- **Records to use**:
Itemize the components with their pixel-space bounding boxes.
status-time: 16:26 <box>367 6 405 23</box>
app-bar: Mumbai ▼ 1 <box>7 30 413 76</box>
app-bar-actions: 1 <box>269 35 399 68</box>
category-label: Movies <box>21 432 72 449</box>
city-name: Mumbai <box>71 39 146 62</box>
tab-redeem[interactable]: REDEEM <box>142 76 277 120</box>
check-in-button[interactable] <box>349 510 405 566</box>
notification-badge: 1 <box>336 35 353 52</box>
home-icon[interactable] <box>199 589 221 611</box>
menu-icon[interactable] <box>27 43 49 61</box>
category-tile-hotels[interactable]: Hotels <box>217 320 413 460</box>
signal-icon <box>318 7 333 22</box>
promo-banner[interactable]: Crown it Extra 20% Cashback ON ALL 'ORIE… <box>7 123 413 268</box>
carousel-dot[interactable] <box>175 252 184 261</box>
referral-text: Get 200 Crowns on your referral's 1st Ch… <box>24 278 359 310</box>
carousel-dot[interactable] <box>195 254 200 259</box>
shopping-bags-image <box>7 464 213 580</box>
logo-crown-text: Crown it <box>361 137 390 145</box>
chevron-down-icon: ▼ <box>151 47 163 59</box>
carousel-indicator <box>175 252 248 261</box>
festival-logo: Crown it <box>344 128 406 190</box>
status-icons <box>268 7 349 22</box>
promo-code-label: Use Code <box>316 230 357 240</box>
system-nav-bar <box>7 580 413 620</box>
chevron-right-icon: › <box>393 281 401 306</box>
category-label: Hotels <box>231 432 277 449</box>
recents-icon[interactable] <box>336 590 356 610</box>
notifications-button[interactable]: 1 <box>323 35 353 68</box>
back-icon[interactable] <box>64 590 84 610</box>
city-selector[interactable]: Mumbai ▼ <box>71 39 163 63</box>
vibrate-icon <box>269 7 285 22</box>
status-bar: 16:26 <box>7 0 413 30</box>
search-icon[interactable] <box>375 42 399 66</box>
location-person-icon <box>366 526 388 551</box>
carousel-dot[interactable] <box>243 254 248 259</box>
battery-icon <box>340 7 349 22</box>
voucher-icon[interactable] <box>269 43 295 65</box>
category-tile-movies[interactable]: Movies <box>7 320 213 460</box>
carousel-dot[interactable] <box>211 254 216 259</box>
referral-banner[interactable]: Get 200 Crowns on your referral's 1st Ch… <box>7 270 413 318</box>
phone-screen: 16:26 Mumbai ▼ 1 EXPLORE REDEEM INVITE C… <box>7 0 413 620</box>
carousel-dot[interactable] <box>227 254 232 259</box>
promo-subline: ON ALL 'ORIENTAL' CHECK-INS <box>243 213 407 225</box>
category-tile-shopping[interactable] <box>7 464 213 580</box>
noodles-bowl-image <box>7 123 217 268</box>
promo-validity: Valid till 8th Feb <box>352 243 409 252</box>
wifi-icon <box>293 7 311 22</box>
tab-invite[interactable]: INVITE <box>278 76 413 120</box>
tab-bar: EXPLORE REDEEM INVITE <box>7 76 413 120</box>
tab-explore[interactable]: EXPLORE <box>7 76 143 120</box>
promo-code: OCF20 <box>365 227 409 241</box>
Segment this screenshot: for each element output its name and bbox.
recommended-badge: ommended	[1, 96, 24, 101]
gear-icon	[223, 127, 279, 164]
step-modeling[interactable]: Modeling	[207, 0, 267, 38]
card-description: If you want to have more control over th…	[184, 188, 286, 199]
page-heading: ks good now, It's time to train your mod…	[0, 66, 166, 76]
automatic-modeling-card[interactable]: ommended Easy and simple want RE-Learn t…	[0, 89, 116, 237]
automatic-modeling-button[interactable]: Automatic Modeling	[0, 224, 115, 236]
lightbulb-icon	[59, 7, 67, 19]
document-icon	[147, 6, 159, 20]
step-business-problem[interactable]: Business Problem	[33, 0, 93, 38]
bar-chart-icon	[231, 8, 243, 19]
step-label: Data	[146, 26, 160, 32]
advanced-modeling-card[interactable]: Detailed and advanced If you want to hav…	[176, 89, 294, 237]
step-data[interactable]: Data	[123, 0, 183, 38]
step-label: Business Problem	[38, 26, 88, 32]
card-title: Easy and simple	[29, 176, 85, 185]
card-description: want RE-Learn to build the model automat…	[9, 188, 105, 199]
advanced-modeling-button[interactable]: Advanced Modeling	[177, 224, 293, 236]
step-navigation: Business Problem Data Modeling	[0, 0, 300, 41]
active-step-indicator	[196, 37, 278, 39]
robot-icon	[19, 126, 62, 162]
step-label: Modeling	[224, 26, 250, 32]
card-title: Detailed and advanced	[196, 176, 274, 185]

- **Set problem**:
Return every one of the lines above without any change.

- **Response to the task**:
Itemize the components with their pixel-space bounding boxes.
status-time: 16:26 <box>367 6 405 23</box>
app-bar: Mumbai ▼ 1 <box>7 30 413 76</box>
app-bar-actions: 1 <box>269 35 399 68</box>
category-label: Movies <box>21 432 72 449</box>
city-name: Mumbai <box>71 39 146 62</box>
tab-redeem[interactable]: REDEEM <box>142 76 277 120</box>
check-in-button[interactable] <box>349 510 405 566</box>
notification-badge: 1 <box>336 35 353 52</box>
home-icon[interactable] <box>199 589 221 611</box>
menu-icon[interactable] <box>27 43 49 61</box>
category-tile-hotels[interactable]: Hotels <box>217 320 413 460</box>
signal-icon <box>318 7 333 22</box>
promo-banner[interactable]: Crown it Extra 20% Cashback ON ALL 'ORIE… <box>7 123 413 268</box>
carousel-dot[interactable] <box>175 252 184 261</box>
referral-text: Get 200 Crowns on your referral's 1st Ch… <box>24 278 359 310</box>
carousel-dot[interactable] <box>195 254 200 259</box>
shopping-bags-image <box>7 464 213 580</box>
logo-crown-text: Crown it <box>361 137 390 145</box>
chevron-down-icon: ▼ <box>151 47 163 59</box>
carousel-indicator <box>175 252 248 261</box>
festival-logo: Crown it <box>344 128 406 190</box>
status-icons <box>268 7 349 22</box>
promo-code-label: Use Code <box>316 230 357 240</box>
system-nav-bar <box>7 580 413 620</box>
chevron-right-icon: › <box>393 281 401 306</box>
category-label: Hotels <box>231 432 277 449</box>
recents-icon[interactable] <box>336 590 356 610</box>
notifications-button[interactable]: 1 <box>323 35 353 68</box>
back-icon[interactable] <box>64 590 84 610</box>
city-selector[interactable]: Mumbai ▼ <box>71 39 163 63</box>
vibrate-icon <box>269 7 285 22</box>
status-bar: 16:26 <box>7 0 413 30</box>
search-icon[interactable] <box>375 42 399 66</box>
location-person-icon <box>366 526 388 551</box>
carousel-dot[interactable] <box>243 254 248 259</box>
battery-icon <box>340 7 349 22</box>
voucher-icon[interactable] <box>269 43 295 65</box>
category-tile-movies[interactable]: Movies <box>7 320 213 460</box>
carousel-dot[interactable] <box>211 254 216 259</box>
referral-banner[interactable]: Get 200 Crowns on your referral's 1st Ch… <box>7 270 413 318</box>
phone-screen: 16:26 Mumbai ▼ 1 EXPLORE REDEEM INVITE C… <box>7 0 413 620</box>
carousel-dot[interactable] <box>227 254 232 259</box>
promo-subline: ON ALL 'ORIENTAL' CHECK-INS <box>243 213 407 225</box>
category-tile-shopping[interactable] <box>7 464 213 580</box>
noodles-bowl-image <box>7 123 217 268</box>
promo-validity: Valid till 8th Feb <box>352 243 409 252</box>
wifi-icon <box>293 7 311 22</box>
tab-invite[interactable]: INVITE <box>278 76 413 120</box>
tab-bar: EXPLORE REDEEM INVITE <box>7 76 413 120</box>
tab-explore[interactable]: EXPLORE <box>7 76 143 120</box>
promo-code: OCF20 <box>365 227 409 241</box>
Segment this screenshot: for each element output its name and bbox.
recommended-badge: ommended	[1, 96, 24, 101]
gear-icon	[223, 127, 279, 164]
step-modeling[interactable]: Modeling	[207, 0, 267, 38]
card-description: If you want to have more control over th…	[184, 188, 286, 199]
page-heading: ks good now, It's time to train your mod…	[0, 66, 166, 76]
automatic-modeling-card[interactable]: ommended Easy and simple want RE-Learn t…	[0, 89, 116, 237]
automatic-modeling-button[interactable]: Automatic Modeling	[0, 224, 115, 236]
lightbulb-icon	[59, 7, 67, 19]
document-icon	[147, 6, 159, 20]
step-business-problem[interactable]: Business Problem	[33, 0, 93, 38]
bar-chart-icon	[231, 8, 243, 19]
step-label: Data	[146, 26, 160, 32]
advanced-modeling-card[interactable]: Detailed and advanced If you want to hav…	[176, 89, 294, 237]
step-data[interactable]: Data	[123, 0, 183, 38]
step-label: Business Problem	[38, 26, 88, 32]
card-title: Easy and simple	[29, 176, 85, 185]
card-description: want RE-Learn to build the model automat…	[9, 188, 105, 199]
advanced-modeling-button[interactable]: Advanced Modeling	[177, 224, 293, 236]
step-navigation: Business Problem Data Modeling	[0, 0, 300, 41]
active-step-indicator	[196, 37, 278, 39]
robot-icon	[19, 126, 62, 162]
step-label: Modeling	[224, 26, 250, 32]
card-title: Detailed and advanced	[196, 176, 274, 185]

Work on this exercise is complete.